▼
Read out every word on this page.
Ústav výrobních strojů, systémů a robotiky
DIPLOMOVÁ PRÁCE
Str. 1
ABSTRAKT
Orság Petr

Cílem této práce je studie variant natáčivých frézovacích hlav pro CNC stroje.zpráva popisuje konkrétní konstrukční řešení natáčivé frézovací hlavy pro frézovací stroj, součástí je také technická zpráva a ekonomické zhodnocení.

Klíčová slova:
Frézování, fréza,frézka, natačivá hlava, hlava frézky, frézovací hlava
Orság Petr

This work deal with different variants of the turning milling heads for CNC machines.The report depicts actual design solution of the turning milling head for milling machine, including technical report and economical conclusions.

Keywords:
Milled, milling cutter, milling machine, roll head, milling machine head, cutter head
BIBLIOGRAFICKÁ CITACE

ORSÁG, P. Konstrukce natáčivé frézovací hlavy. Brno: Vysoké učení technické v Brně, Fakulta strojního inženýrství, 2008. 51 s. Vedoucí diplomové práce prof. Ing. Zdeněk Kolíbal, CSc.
▲
▼
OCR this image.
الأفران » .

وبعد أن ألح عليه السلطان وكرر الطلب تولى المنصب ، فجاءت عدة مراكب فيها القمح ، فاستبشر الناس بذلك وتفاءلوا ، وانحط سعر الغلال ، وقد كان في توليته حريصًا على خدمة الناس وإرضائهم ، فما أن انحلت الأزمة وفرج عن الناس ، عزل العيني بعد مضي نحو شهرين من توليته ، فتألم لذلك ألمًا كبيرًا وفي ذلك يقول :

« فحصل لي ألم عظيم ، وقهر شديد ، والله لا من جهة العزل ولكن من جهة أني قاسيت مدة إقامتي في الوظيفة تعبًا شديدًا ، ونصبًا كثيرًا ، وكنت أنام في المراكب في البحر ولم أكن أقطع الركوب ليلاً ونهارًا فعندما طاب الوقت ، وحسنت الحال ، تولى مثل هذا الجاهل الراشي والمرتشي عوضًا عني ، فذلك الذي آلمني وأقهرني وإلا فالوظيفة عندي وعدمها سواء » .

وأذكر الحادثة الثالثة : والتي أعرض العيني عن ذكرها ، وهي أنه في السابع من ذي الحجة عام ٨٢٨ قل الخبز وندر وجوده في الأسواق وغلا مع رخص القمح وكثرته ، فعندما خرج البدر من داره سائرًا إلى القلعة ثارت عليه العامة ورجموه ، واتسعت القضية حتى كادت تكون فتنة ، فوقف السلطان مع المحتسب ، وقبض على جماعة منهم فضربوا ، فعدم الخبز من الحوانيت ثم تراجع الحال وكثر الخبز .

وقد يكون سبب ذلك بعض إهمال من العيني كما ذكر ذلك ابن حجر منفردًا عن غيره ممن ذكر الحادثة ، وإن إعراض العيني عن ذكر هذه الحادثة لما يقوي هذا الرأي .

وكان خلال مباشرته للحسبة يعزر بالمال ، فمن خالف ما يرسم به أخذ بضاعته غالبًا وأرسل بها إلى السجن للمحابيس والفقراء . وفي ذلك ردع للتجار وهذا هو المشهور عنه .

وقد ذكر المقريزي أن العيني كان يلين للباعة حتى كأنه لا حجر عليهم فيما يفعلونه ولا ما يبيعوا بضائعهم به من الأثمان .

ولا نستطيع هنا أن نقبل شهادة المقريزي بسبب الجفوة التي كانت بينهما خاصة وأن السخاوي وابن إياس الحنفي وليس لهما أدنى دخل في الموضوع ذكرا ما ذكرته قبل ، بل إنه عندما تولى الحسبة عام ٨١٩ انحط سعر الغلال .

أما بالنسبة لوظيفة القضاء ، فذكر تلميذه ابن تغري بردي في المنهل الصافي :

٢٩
▲
▼
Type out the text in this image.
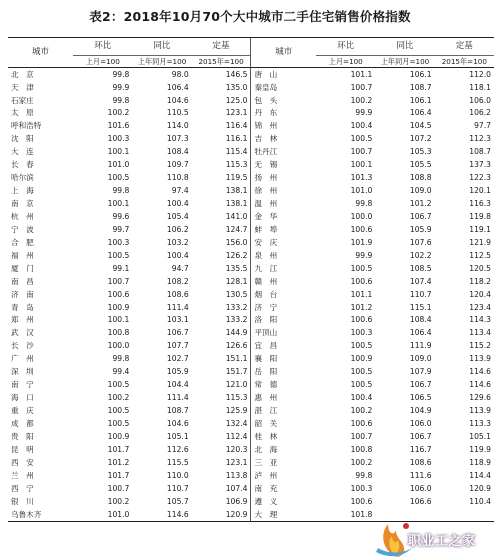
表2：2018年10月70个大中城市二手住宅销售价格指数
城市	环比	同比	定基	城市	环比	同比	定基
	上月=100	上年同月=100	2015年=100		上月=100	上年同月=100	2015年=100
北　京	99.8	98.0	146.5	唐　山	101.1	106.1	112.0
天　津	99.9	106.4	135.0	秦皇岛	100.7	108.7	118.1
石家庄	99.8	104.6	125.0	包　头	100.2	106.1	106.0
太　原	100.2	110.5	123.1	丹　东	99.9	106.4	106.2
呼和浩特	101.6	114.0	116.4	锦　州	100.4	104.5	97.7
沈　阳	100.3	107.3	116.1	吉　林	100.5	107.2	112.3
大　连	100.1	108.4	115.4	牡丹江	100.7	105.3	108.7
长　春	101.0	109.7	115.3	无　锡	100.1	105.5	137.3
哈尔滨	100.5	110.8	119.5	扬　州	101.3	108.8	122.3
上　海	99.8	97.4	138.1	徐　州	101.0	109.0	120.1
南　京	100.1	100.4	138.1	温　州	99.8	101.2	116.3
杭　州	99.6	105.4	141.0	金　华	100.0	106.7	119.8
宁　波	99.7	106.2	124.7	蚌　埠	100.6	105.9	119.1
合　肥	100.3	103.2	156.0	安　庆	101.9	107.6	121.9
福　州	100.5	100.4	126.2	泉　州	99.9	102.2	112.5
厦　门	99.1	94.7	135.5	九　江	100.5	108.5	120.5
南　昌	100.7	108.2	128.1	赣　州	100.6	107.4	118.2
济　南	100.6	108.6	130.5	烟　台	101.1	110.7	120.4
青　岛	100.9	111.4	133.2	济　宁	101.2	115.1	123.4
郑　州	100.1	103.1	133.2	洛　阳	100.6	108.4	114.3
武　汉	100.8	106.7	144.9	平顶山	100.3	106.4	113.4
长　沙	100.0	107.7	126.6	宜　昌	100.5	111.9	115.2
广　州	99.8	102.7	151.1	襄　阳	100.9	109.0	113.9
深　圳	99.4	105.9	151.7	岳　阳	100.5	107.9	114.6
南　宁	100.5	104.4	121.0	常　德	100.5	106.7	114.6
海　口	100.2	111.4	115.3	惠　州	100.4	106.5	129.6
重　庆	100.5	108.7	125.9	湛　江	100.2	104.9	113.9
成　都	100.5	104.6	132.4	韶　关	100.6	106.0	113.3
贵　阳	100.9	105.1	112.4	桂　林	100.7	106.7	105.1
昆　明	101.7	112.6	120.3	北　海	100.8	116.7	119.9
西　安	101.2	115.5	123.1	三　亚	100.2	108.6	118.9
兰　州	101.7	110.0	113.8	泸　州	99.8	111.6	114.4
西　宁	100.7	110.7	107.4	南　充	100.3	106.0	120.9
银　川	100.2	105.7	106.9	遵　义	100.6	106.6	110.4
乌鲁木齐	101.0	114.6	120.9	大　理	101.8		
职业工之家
▲
*EXERCISE DETAILS*
Copy every line from the records above that contains the word "الغلال".

*THE REPLY*
وبعد أن ألح عليه السلطان وكرر الطلب تولى المنصب ، فجاءت عدة مراكب فيها القمح ، فاستبشر الناس بذلك وتفاءلوا ، وانحط سعر الغلال ، وقد كان في توليته حريصًا على خدمة الناس وإرضائهم ، فما أن انحلت الأزمة وفرج عن الناس ، عزل العيني بعد مضي نحو شهرين من توليته ، فتألم لذلك ألمًا كبيرًا وفي ذلك يقول :
ولا نستطيع هنا أن نقبل شهادة المقريزي بسبب الجفوة التي كانت بينهما خاصة وأن السخاوي وابن إياس الحنفي وليس لهما أدنى دخل في الموضوع ذكرا ما ذكرته قبل ، بل إنه عندما تولى الحسبة عام ٨١٩ انحط سعر الغلال .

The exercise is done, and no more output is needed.